Dataset records on visual material:
○ ○ ○ ○

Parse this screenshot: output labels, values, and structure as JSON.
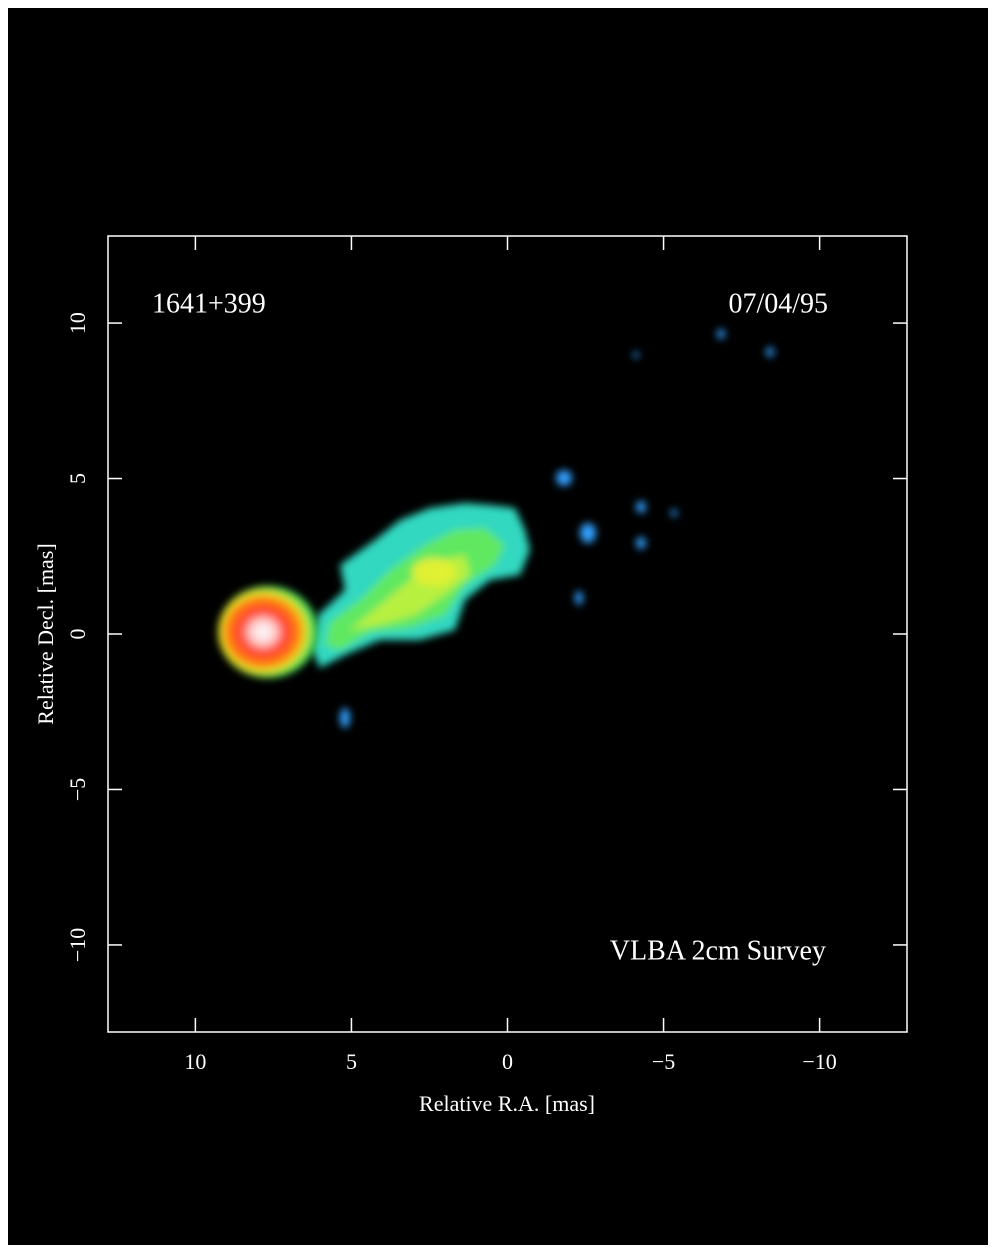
{
  "chart_data": {
    "type": "image",
    "source": "1641+399",
    "date": "07/04/95",
    "survey": "VLBA 2cm Survey",
    "x_label": "Relative R.A. [mas]",
    "y_label": "Relative Decl. [mas]",
    "xlim": [
      12.8,
      -12.8
    ],
    "ylim": [
      -12.8,
      12.8
    ],
    "xticks": [
      10,
      5,
      0,
      {
        "value": -5,
        "label": "−5"
      },
      {
        "value": -10,
        "label": "−10"
      }
    ],
    "yticks": [
      {
        "value": -10,
        "label": "−10"
      },
      {
        "value": -5,
        "label": "−5"
      },
      0,
      5,
      10
    ]
  }
}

○ ○ ○ ○

#### Short exercise:
Images in the data above are to be skipped. Retype all other material exactly.

#### Exercise answer:
Parse this screenshot: output labels, values, and structure as JSON.
{
  "chart_data": {
    "type": "image",
    "source": "1641+399",
    "date": "07/04/95",
    "survey": "VLBA 2cm Survey",
    "x_label": "Relative R.A. [mas]",
    "y_label": "Relative Decl. [mas]",
    "xlim": [
      12.8,
      -12.8
    ],
    "ylim": [
      -12.8,
      12.8
    ],
    "xticks": [
      10,
      5,
      0,
      {
        "value": -5,
        "label": "−5"
      },
      {
        "value": -10,
        "label": "−10"
      }
    ],
    "yticks": [
      {
        "value": -10,
        "label": "−10"
      },
      {
        "value": -5,
        "label": "−5"
      },
      0,
      5,
      10
    ]
  }
}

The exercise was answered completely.